Word for word, repeat the entries, minus the pictures.

---+---

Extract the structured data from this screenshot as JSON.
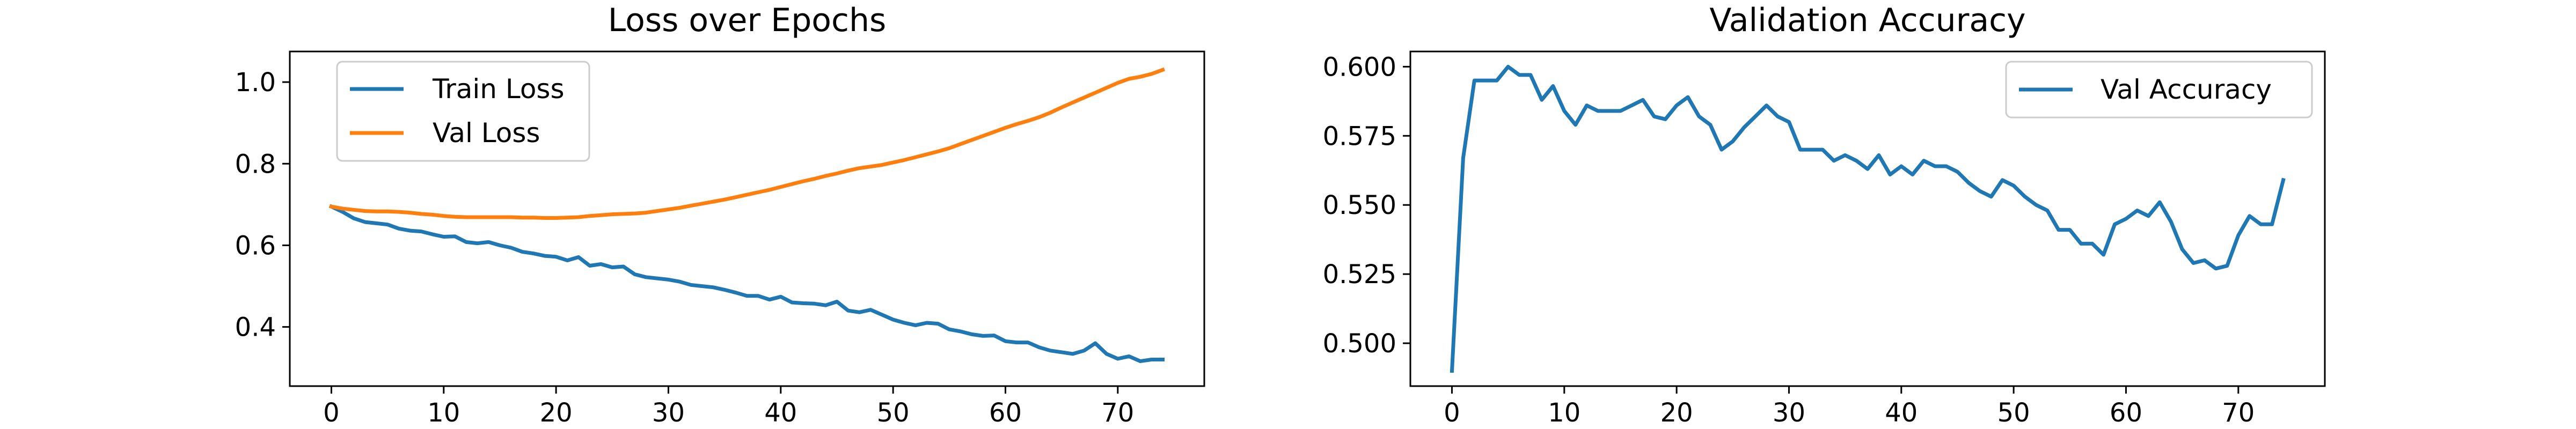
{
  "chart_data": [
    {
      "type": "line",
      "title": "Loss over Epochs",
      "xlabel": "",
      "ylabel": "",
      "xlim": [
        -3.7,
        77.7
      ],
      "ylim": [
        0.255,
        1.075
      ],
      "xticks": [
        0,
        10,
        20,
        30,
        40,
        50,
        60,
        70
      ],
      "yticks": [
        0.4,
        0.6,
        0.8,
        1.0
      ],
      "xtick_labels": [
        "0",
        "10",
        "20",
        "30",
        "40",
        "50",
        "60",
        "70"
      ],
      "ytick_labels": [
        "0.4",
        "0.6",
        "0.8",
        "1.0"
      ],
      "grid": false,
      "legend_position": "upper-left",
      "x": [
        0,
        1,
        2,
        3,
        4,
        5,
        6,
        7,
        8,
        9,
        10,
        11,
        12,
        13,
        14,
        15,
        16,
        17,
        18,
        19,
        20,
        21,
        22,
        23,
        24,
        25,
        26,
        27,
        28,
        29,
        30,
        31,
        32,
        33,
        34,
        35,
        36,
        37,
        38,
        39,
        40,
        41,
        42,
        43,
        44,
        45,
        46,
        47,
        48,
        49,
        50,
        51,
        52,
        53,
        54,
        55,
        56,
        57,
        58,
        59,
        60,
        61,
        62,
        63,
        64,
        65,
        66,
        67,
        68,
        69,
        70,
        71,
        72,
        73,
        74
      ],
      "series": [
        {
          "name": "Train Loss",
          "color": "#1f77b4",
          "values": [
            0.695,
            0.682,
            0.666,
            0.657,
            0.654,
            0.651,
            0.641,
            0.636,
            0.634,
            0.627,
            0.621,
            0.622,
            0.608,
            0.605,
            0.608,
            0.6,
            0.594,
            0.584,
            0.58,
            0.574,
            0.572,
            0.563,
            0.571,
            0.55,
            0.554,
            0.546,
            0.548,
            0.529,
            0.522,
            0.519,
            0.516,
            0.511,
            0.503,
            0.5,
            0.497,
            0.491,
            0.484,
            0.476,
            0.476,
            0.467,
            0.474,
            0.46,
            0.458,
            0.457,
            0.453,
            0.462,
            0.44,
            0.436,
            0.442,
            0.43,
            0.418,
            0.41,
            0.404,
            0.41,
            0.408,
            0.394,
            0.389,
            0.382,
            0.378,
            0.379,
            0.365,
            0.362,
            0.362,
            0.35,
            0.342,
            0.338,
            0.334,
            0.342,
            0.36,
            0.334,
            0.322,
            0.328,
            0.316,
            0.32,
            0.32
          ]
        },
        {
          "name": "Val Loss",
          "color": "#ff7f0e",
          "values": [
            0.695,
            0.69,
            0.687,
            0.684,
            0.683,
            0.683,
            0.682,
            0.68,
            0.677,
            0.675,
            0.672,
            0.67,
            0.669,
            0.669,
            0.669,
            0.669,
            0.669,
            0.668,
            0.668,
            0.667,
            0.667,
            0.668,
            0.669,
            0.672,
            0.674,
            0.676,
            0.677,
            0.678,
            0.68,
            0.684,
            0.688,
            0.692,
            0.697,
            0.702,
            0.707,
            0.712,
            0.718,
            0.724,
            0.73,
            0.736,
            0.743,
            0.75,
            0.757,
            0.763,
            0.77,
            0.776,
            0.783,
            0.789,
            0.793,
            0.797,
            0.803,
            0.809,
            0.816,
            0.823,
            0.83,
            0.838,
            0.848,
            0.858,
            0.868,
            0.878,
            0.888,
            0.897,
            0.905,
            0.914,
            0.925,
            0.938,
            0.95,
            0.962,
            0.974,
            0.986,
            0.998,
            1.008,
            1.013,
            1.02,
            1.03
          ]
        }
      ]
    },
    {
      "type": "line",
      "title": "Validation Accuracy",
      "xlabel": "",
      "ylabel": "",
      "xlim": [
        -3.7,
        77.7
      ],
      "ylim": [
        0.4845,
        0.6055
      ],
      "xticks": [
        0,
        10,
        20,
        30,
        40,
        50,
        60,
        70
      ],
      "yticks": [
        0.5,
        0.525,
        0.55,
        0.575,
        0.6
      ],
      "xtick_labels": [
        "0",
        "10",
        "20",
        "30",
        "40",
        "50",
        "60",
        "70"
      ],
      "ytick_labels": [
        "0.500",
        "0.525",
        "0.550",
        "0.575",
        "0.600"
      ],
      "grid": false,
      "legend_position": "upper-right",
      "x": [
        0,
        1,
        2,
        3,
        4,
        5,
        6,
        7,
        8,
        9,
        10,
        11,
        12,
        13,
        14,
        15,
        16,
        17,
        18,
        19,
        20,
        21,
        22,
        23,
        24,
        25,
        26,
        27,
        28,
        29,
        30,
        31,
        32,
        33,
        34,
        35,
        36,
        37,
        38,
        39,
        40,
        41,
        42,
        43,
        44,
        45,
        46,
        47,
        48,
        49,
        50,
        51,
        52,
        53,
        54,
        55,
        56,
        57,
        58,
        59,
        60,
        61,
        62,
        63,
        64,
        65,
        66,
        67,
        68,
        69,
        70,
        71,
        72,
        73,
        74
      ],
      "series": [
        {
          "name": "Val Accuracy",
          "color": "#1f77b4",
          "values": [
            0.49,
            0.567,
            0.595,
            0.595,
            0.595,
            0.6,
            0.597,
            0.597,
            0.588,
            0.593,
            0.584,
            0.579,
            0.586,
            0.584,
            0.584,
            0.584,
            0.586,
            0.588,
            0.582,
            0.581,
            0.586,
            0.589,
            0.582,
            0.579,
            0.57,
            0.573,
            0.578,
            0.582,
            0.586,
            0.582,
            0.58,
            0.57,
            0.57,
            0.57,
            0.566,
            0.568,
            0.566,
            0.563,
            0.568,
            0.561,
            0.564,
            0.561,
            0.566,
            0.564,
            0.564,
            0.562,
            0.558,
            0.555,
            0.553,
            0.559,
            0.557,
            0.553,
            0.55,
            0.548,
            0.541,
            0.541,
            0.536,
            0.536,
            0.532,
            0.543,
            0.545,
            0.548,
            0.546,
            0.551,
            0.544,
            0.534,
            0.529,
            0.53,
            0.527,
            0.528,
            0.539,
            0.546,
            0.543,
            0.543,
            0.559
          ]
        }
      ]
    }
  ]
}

---+---

--- RESPONSE ---
Extract the structured data from this screenshot as JSON.
{
  "chart_data": [
    {
      "type": "line",
      "title": "Loss over Epochs",
      "xlabel": "",
      "ylabel": "",
      "xlim": [
        -3.7,
        77.7
      ],
      "ylim": [
        0.255,
        1.075
      ],
      "xticks": [
        0,
        10,
        20,
        30,
        40,
        50,
        60,
        70
      ],
      "yticks": [
        0.4,
        0.6,
        0.8,
        1.0
      ],
      "xtick_labels": [
        "0",
        "10",
        "20",
        "30",
        "40",
        "50",
        "60",
        "70"
      ],
      "ytick_labels": [
        "0.4",
        "0.6",
        "0.8",
        "1.0"
      ],
      "grid": false,
      "legend_position": "upper-left",
      "x": [
        0,
        1,
        2,
        3,
        4,
        5,
        6,
        7,
        8,
        9,
        10,
        11,
        12,
        13,
        14,
        15,
        16,
        17,
        18,
        19,
        20,
        21,
        22,
        23,
        24,
        25,
        26,
        27,
        28,
        29,
        30,
        31,
        32,
        33,
        34,
        35,
        36,
        37,
        38,
        39,
        40,
        41,
        42,
        43,
        44,
        45,
        46,
        47,
        48,
        49,
        50,
        51,
        52,
        53,
        54,
        55,
        56,
        57,
        58,
        59,
        60,
        61,
        62,
        63,
        64,
        65,
        66,
        67,
        68,
        69,
        70,
        71,
        72,
        73,
        74
      ],
      "series": [
        {
          "name": "Train Loss",
          "color": "#1f77b4",
          "values": [
            0.695,
            0.682,
            0.666,
            0.657,
            0.654,
            0.651,
            0.641,
            0.636,
            0.634,
            0.627,
            0.621,
            0.622,
            0.608,
            0.605,
            0.608,
            0.6,
            0.594,
            0.584,
            0.58,
            0.574,
            0.572,
            0.563,
            0.571,
            0.55,
            0.554,
            0.546,
            0.548,
            0.529,
            0.522,
            0.519,
            0.516,
            0.511,
            0.503,
            0.5,
            0.497,
            0.491,
            0.484,
            0.476,
            0.476,
            0.467,
            0.474,
            0.46,
            0.458,
            0.457,
            0.453,
            0.462,
            0.44,
            0.436,
            0.442,
            0.43,
            0.418,
            0.41,
            0.404,
            0.41,
            0.408,
            0.394,
            0.389,
            0.382,
            0.378,
            0.379,
            0.365,
            0.362,
            0.362,
            0.35,
            0.342,
            0.338,
            0.334,
            0.342,
            0.36,
            0.334,
            0.322,
            0.328,
            0.316,
            0.32,
            0.32
          ]
        },
        {
          "name": "Val Loss",
          "color": "#ff7f0e",
          "values": [
            0.695,
            0.69,
            0.687,
            0.684,
            0.683,
            0.683,
            0.682,
            0.68,
            0.677,
            0.675,
            0.672,
            0.67,
            0.669,
            0.669,
            0.669,
            0.669,
            0.669,
            0.668,
            0.668,
            0.667,
            0.667,
            0.668,
            0.669,
            0.672,
            0.674,
            0.676,
            0.677,
            0.678,
            0.68,
            0.684,
            0.688,
            0.692,
            0.697,
            0.702,
            0.707,
            0.712,
            0.718,
            0.724,
            0.73,
            0.736,
            0.743,
            0.75,
            0.757,
            0.763,
            0.77,
            0.776,
            0.783,
            0.789,
            0.793,
            0.797,
            0.803,
            0.809,
            0.816,
            0.823,
            0.83,
            0.838,
            0.848,
            0.858,
            0.868,
            0.878,
            0.888,
            0.897,
            0.905,
            0.914,
            0.925,
            0.938,
            0.95,
            0.962,
            0.974,
            0.986,
            0.998,
            1.008,
            1.013,
            1.02,
            1.03
          ]
        }
      ]
    },
    {
      "type": "line",
      "title": "Validation Accuracy",
      "xlabel": "",
      "ylabel": "",
      "xlim": [
        -3.7,
        77.7
      ],
      "ylim": [
        0.4845,
        0.6055
      ],
      "xticks": [
        0,
        10,
        20,
        30,
        40,
        50,
        60,
        70
      ],
      "yticks": [
        0.5,
        0.525,
        0.55,
        0.575,
        0.6
      ],
      "xtick_labels": [
        "0",
        "10",
        "20",
        "30",
        "40",
        "50",
        "60",
        "70"
      ],
      "ytick_labels": [
        "0.500",
        "0.525",
        "0.550",
        "0.575",
        "0.600"
      ],
      "grid": false,
      "legend_position": "upper-right",
      "x": [
        0,
        1,
        2,
        3,
        4,
        5,
        6,
        7,
        8,
        9,
        10,
        11,
        12,
        13,
        14,
        15,
        16,
        17,
        18,
        19,
        20,
        21,
        22,
        23,
        24,
        25,
        26,
        27,
        28,
        29,
        30,
        31,
        32,
        33,
        34,
        35,
        36,
        37,
        38,
        39,
        40,
        41,
        42,
        43,
        44,
        45,
        46,
        47,
        48,
        49,
        50,
        51,
        52,
        53,
        54,
        55,
        56,
        57,
        58,
        59,
        60,
        61,
        62,
        63,
        64,
        65,
        66,
        67,
        68,
        69,
        70,
        71,
        72,
        73,
        74
      ],
      "series": [
        {
          "name": "Val Accuracy",
          "color": "#1f77b4",
          "values": [
            0.49,
            0.567,
            0.595,
            0.595,
            0.595,
            0.6,
            0.597,
            0.597,
            0.588,
            0.593,
            0.584,
            0.579,
            0.586,
            0.584,
            0.584,
            0.584,
            0.586,
            0.588,
            0.582,
            0.581,
            0.586,
            0.589,
            0.582,
            0.579,
            0.57,
            0.573,
            0.578,
            0.582,
            0.586,
            0.582,
            0.58,
            0.57,
            0.57,
            0.57,
            0.566,
            0.568,
            0.566,
            0.563,
            0.568,
            0.561,
            0.564,
            0.561,
            0.566,
            0.564,
            0.564,
            0.562,
            0.558,
            0.555,
            0.553,
            0.559,
            0.557,
            0.553,
            0.55,
            0.548,
            0.541,
            0.541,
            0.536,
            0.536,
            0.532,
            0.543,
            0.545,
            0.548,
            0.546,
            0.551,
            0.544,
            0.534,
            0.529,
            0.53,
            0.527,
            0.528,
            0.539,
            0.546,
            0.543,
            0.543,
            0.559
          ]
        }
      ]
    }
  ]
}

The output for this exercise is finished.